Repeat the lines that follow, leaving nothing out.

--- DATA ROWS ---

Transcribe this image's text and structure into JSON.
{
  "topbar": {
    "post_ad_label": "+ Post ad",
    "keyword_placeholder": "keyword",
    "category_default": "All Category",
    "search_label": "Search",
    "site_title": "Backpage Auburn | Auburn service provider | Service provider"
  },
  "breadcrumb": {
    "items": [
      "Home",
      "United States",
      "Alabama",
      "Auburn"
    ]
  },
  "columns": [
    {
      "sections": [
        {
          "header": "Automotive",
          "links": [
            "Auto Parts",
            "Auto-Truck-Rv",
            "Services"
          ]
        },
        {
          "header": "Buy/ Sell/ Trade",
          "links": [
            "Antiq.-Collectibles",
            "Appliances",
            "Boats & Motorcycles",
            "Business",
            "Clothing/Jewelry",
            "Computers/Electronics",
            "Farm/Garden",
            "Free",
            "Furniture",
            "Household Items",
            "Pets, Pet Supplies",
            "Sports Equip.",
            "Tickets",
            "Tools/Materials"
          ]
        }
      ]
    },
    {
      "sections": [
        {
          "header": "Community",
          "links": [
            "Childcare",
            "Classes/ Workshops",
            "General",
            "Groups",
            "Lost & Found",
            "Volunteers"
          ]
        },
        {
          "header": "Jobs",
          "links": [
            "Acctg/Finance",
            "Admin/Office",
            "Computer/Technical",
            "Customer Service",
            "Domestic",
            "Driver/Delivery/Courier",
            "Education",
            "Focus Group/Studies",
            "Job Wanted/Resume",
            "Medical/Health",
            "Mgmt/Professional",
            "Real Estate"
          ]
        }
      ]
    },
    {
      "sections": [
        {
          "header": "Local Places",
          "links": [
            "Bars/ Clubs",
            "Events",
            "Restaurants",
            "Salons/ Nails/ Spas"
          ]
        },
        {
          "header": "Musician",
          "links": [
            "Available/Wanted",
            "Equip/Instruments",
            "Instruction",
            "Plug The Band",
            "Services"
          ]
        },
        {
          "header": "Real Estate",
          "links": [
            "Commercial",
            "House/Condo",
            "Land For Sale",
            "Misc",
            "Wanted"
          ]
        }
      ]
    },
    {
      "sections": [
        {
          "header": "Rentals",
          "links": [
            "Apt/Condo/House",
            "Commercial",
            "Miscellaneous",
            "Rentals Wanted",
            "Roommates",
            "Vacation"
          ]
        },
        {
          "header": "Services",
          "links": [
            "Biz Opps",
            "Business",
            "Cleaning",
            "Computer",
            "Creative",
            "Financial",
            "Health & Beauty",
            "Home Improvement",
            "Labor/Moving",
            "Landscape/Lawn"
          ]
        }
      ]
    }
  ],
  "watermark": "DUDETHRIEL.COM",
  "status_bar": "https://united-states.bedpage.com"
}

---

WRITTEN ANSWER:
Transcribe this image's text and structure into JSON.
{
  "topbar": {
    "post_ad_label": "+ Post ad",
    "keyword_placeholder": "keyword",
    "category_default": "All Category",
    "search_label": "Search",
    "site_title": "Backpage Auburn | Auburn service provider | Service provider"
  },
  "breadcrumb": {
    "items": [
      "Home",
      "United States",
      "Alabama",
      "Auburn"
    ]
  },
  "columns": [
    {
      "sections": [
        {
          "header": "Automotive",
          "links": [
            "Auto Parts",
            "Auto-Truck-Rv",
            "Services"
          ]
        },
        {
          "header": "Buy/ Sell/ Trade",
          "links": [
            "Antiq.-Collectibles",
            "Appliances",
            "Boats & Motorcycles",
            "Business",
            "Clothing/Jewelry",
            "Computers/Electronics",
            "Farm/Garden",
            "Free",
            "Furniture",
            "Household Items",
            "Pets, Pet Supplies",
            "Sports Equip.",
            "Tickets",
            "Tools/Materials"
          ]
        }
      ]
    },
    {
      "sections": [
        {
          "header": "Community",
          "links": [
            "Childcare",
            "Classes/ Workshops",
            "General",
            "Groups",
            "Lost & Found",
            "Volunteers"
          ]
        },
        {
          "header": "Jobs",
          "links": [
            "Acctg/Finance",
            "Admin/Office",
            "Computer/Technical",
            "Customer Service",
            "Domestic",
            "Driver/Delivery/Courier",
            "Education",
            "Focus Group/Studies",
            "Job Wanted/Resume",
            "Medical/Health",
            "Mgmt/Professional",
            "Real Estate"
          ]
        }
      ]
    },
    {
      "sections": [
        {
          "header": "Local Places",
          "links": [
            "Bars/ Clubs",
            "Events",
            "Restaurants",
            "Salons/ Nails/ Spas"
          ]
        },
        {
          "header": "Musician",
          "links": [
            "Available/Wanted",
            "Equip/Instruments",
            "Instruction",
            "Plug The Band",
            "Services"
          ]
        },
        {
          "header": "Real Estate",
          "links": [
            "Commercial",
            "House/Condo",
            "Land For Sale",
            "Misc",
            "Wanted"
          ]
        }
      ]
    },
    {
      "sections": [
        {
          "header": "Rentals",
          "links": [
            "Apt/Condo/House",
            "Commercial",
            "Miscellaneous",
            "Rentals Wanted",
            "Roommates",
            "Vacation"
          ]
        },
        {
          "header": "Services",
          "links": [
            "Biz Opps",
            "Business",
            "Cleaning",
            "Computer",
            "Creative",
            "Financial",
            "Health & Beauty",
            "Home Improvement",
            "Labor/Moving",
            "Landscape/Lawn"
          ]
        }
      ]
    }
  ],
  "watermark": "DUDETHRIEL.COM",
  "status_bar": "https://united-states.bedpage.com"
}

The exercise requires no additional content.